[Start of Extracted information]
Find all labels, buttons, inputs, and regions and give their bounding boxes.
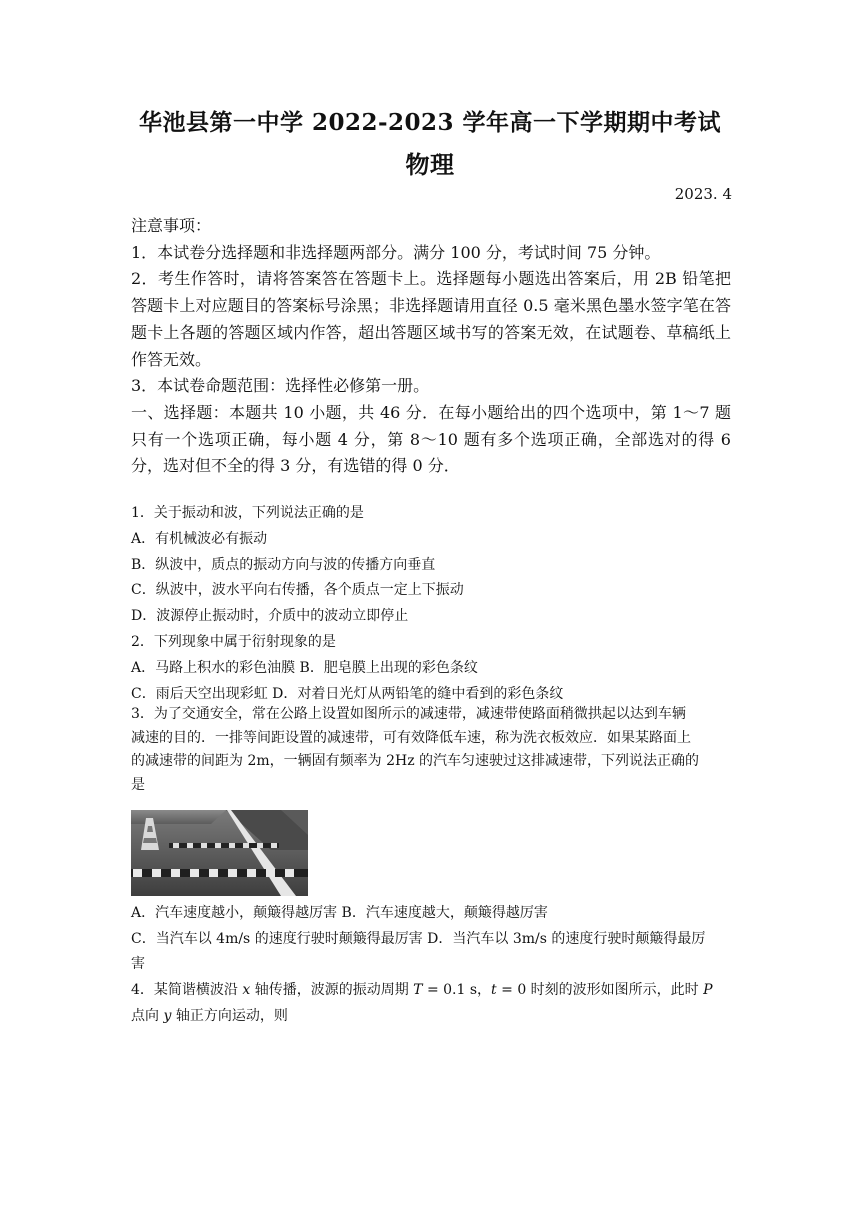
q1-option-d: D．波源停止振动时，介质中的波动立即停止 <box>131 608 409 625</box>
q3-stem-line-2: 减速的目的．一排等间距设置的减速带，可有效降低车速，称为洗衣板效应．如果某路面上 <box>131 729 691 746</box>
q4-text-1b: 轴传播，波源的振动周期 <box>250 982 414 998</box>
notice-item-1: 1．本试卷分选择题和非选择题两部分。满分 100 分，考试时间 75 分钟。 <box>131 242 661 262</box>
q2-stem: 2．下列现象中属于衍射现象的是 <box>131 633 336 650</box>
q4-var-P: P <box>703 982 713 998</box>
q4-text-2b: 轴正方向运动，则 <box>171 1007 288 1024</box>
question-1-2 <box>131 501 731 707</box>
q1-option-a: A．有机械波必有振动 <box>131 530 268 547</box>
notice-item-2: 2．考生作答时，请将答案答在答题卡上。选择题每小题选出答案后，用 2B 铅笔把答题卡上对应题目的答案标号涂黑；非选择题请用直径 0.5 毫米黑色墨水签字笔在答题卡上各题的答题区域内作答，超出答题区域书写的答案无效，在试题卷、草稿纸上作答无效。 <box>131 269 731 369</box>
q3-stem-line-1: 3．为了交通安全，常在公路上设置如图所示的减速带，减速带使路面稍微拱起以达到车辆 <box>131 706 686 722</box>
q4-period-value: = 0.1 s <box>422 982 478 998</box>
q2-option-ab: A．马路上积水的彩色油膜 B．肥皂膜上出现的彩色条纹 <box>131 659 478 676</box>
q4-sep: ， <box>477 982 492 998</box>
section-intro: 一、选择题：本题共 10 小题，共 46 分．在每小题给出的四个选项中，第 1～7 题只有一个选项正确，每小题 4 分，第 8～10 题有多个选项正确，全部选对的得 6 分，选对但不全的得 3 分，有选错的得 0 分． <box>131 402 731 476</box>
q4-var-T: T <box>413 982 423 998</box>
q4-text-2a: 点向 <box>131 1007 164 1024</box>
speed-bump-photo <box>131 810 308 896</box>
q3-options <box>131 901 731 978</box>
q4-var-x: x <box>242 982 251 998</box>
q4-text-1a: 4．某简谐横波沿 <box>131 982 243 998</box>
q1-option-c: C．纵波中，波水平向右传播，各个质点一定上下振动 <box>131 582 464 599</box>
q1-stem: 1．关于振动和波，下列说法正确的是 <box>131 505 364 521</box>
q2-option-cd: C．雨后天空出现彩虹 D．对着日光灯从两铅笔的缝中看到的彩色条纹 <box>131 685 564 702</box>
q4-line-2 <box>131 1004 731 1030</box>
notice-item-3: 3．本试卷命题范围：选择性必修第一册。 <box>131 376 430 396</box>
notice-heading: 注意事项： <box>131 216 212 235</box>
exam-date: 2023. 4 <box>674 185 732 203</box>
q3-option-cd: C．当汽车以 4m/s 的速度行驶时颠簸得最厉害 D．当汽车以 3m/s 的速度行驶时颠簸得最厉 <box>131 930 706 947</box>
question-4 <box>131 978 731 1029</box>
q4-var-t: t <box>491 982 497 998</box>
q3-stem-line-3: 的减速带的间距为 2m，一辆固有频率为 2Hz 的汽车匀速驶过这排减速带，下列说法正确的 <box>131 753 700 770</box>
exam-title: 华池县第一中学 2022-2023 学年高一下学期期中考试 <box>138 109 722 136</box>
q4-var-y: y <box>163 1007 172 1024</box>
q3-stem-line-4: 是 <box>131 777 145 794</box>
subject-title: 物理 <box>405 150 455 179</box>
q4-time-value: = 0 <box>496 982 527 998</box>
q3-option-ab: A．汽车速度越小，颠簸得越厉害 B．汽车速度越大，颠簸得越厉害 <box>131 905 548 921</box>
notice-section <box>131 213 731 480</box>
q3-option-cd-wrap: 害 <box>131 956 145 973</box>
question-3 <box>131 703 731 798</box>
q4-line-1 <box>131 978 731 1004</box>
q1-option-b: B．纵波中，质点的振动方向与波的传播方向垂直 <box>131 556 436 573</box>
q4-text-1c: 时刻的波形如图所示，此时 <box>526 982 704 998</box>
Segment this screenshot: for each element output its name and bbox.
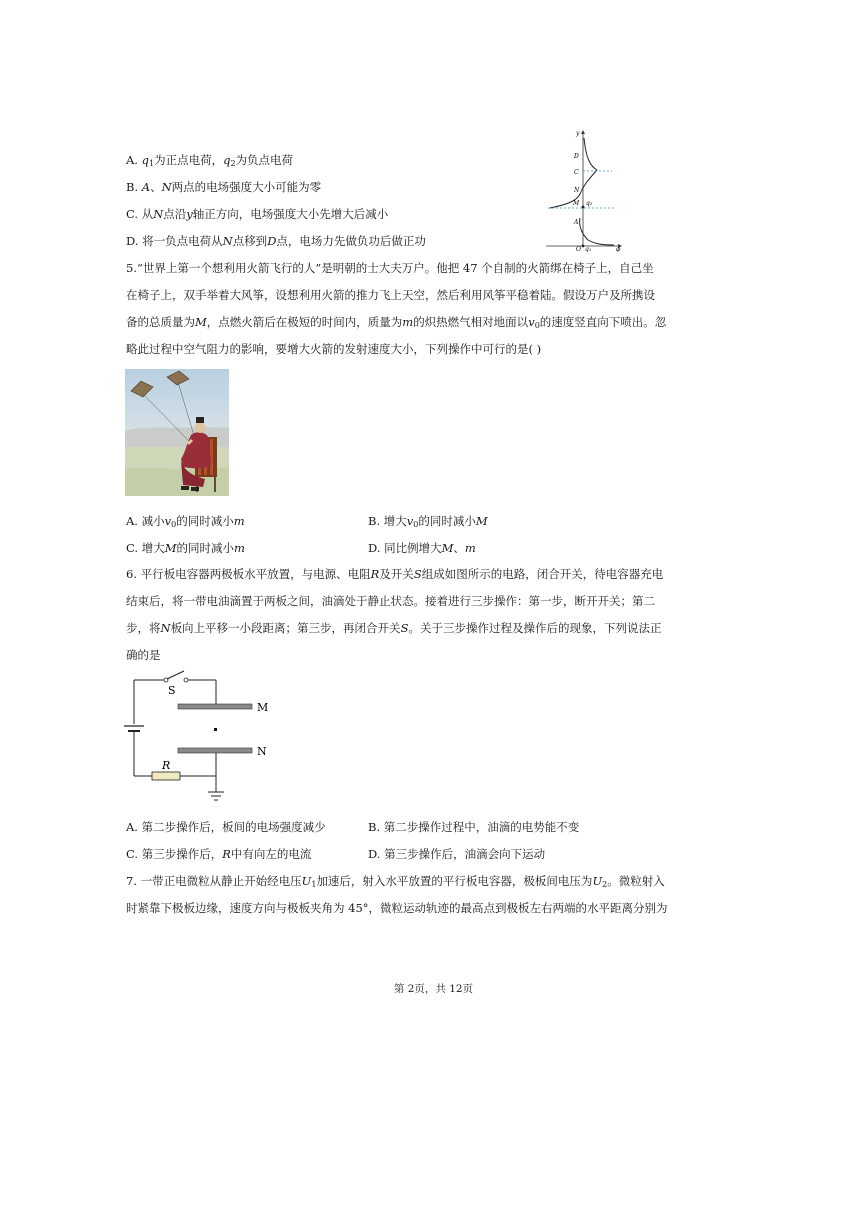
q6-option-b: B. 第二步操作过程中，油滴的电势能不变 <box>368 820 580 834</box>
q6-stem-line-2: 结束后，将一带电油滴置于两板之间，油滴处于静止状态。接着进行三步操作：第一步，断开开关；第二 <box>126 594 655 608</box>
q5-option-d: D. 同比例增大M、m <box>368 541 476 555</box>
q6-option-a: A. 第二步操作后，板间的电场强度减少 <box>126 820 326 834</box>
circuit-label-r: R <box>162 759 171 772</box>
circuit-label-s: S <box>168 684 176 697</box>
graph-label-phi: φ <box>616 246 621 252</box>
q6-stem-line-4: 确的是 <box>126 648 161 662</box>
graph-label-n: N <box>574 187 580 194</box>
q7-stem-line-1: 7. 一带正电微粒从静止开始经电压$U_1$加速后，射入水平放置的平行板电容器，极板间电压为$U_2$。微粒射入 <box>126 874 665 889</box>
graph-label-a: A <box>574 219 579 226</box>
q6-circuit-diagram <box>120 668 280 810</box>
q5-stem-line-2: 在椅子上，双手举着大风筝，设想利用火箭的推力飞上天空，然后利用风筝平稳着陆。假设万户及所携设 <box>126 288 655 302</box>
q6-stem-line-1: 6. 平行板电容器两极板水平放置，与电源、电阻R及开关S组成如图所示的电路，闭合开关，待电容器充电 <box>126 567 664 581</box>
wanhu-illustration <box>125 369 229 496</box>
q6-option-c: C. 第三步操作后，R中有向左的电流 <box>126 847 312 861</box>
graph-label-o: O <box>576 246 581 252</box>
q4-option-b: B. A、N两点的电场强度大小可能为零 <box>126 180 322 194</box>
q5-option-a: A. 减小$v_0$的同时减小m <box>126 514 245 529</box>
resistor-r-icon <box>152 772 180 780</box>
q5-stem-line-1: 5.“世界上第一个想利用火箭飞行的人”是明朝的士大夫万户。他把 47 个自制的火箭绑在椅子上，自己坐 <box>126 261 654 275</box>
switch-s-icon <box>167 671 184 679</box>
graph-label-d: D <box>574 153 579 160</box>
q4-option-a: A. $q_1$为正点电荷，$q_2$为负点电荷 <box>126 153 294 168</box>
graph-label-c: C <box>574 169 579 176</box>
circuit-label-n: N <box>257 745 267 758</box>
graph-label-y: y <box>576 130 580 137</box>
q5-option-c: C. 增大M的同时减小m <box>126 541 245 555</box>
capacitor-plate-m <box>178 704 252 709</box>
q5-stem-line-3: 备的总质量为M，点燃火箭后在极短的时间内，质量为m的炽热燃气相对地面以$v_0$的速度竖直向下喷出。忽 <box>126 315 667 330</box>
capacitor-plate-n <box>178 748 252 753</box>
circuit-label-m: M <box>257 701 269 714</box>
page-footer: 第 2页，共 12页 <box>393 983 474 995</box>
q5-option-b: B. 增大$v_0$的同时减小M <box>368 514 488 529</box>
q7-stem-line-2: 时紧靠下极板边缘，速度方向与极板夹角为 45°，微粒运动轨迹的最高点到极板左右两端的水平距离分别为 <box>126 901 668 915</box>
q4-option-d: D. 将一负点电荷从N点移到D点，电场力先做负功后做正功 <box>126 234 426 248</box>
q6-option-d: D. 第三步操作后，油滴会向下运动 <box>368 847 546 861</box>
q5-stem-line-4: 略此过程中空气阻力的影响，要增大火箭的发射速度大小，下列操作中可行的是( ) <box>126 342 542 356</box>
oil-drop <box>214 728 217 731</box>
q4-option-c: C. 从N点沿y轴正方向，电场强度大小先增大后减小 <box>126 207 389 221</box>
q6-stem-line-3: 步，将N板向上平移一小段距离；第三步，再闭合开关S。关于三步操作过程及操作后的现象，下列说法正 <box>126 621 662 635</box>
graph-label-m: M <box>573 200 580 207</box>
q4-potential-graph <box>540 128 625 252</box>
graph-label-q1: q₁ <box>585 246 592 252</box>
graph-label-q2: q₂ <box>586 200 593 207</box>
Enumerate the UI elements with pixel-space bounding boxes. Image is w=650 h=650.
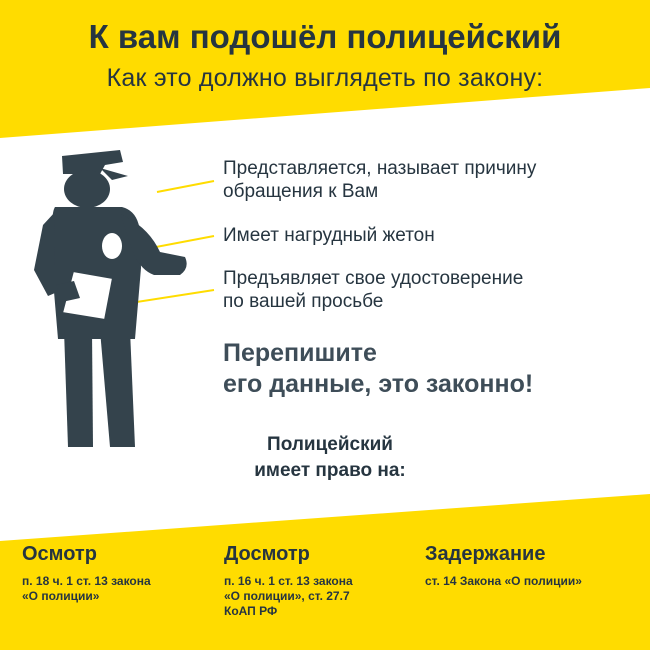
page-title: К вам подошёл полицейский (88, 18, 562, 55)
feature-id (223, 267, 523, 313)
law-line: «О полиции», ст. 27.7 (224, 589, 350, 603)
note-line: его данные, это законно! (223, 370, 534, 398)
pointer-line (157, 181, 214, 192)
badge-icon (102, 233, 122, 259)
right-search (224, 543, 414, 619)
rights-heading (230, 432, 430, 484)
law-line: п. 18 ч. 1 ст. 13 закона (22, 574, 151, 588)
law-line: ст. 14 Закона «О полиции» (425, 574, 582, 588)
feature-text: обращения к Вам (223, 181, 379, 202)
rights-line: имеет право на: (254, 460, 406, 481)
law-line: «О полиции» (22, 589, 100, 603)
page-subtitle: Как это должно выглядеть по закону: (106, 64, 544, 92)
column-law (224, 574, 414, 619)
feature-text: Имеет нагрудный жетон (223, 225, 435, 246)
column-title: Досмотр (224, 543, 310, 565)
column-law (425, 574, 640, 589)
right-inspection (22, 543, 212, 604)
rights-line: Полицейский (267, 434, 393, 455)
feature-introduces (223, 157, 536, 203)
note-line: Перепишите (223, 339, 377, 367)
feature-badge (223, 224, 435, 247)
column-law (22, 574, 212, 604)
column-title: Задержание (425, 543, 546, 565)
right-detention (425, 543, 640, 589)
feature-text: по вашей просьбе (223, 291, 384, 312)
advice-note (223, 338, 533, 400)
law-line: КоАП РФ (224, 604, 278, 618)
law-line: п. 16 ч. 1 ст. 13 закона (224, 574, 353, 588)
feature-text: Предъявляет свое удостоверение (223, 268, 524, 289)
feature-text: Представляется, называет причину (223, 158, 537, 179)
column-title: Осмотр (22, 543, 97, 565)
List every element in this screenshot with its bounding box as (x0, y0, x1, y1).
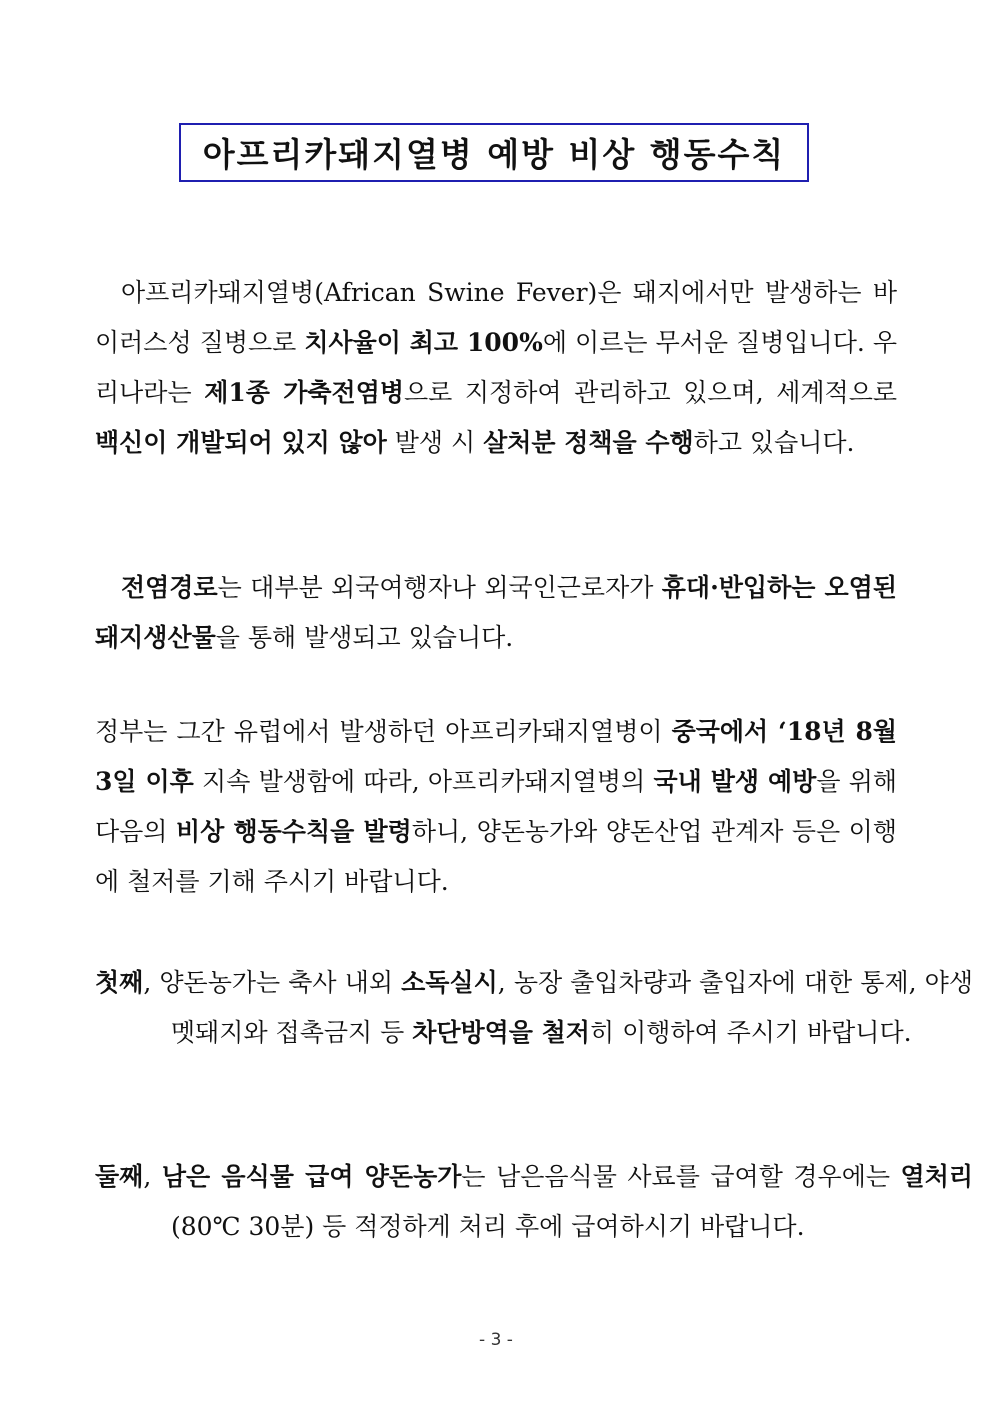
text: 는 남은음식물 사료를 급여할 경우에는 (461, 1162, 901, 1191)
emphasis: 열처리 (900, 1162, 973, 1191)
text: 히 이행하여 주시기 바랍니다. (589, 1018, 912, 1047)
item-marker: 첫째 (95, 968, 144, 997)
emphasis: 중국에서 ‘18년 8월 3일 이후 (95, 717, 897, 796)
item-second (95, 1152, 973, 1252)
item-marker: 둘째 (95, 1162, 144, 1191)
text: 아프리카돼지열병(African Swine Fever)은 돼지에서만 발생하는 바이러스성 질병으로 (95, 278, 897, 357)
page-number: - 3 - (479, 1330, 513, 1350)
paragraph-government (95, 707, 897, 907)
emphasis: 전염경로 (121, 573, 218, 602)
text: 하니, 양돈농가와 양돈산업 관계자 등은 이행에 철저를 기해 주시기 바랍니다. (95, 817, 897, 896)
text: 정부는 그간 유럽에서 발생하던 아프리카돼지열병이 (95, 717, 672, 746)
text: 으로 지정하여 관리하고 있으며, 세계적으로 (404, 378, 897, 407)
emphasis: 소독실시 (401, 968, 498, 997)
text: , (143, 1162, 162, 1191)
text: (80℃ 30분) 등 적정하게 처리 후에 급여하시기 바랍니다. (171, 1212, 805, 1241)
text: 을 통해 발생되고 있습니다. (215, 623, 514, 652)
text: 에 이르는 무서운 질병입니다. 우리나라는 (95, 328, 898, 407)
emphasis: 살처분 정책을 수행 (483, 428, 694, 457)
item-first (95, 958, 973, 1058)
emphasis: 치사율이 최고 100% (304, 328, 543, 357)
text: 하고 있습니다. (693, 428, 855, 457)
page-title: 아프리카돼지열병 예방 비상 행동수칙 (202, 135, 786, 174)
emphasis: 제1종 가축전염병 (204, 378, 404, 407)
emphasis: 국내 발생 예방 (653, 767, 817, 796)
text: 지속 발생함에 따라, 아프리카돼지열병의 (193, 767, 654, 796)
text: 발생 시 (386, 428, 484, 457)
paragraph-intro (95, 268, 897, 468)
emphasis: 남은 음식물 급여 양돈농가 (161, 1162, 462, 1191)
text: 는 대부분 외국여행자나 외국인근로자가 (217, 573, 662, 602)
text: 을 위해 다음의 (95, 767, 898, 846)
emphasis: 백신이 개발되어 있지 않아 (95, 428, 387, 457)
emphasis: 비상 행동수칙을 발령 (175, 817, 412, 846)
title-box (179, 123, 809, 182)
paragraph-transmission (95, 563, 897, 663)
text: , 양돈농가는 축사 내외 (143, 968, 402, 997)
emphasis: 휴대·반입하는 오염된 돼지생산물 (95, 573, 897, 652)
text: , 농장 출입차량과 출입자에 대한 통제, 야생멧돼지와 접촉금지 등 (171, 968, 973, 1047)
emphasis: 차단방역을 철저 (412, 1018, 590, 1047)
[End of Extracted information]
- Direction: Copy verbatim the lines in the records above, from the line containing "text: 는 남은음식물" through the line containing "text: 정부는 그간", including both.

- The completed task:
text: 는 남은음식물 사료를 급여할 경우에는 (461, 1162, 901, 1191)
emphasis: 열처리 (900, 1162, 973, 1191)
text: 히 이행하여 주시기 바랍니다. (589, 1018, 912, 1047)
item-marker: 첫째 (95, 968, 144, 997)
emphasis: 중국에서 ‘18년 8월 3일 이후 (95, 717, 897, 796)
item-second (95, 1152, 973, 1252)
item-marker: 둘째 (95, 1162, 144, 1191)
text: 아프리카돼지열병(African Swine Fever)은 돼지에서만 발생하는 바이러스성 질병으로 (95, 278, 897, 357)
page-number: - 3 - (479, 1330, 513, 1350)
paragraph-government (95, 707, 897, 907)
emphasis: 전염경로 (121, 573, 218, 602)
text: 하니, 양돈농가와 양돈산업 관계자 등은 이행에 철저를 기해 주시기 바랍니다. (95, 817, 897, 896)
text: 정부는 그간 유럽에서 발생하던 아프리카돼지열병이 (95, 717, 672, 746)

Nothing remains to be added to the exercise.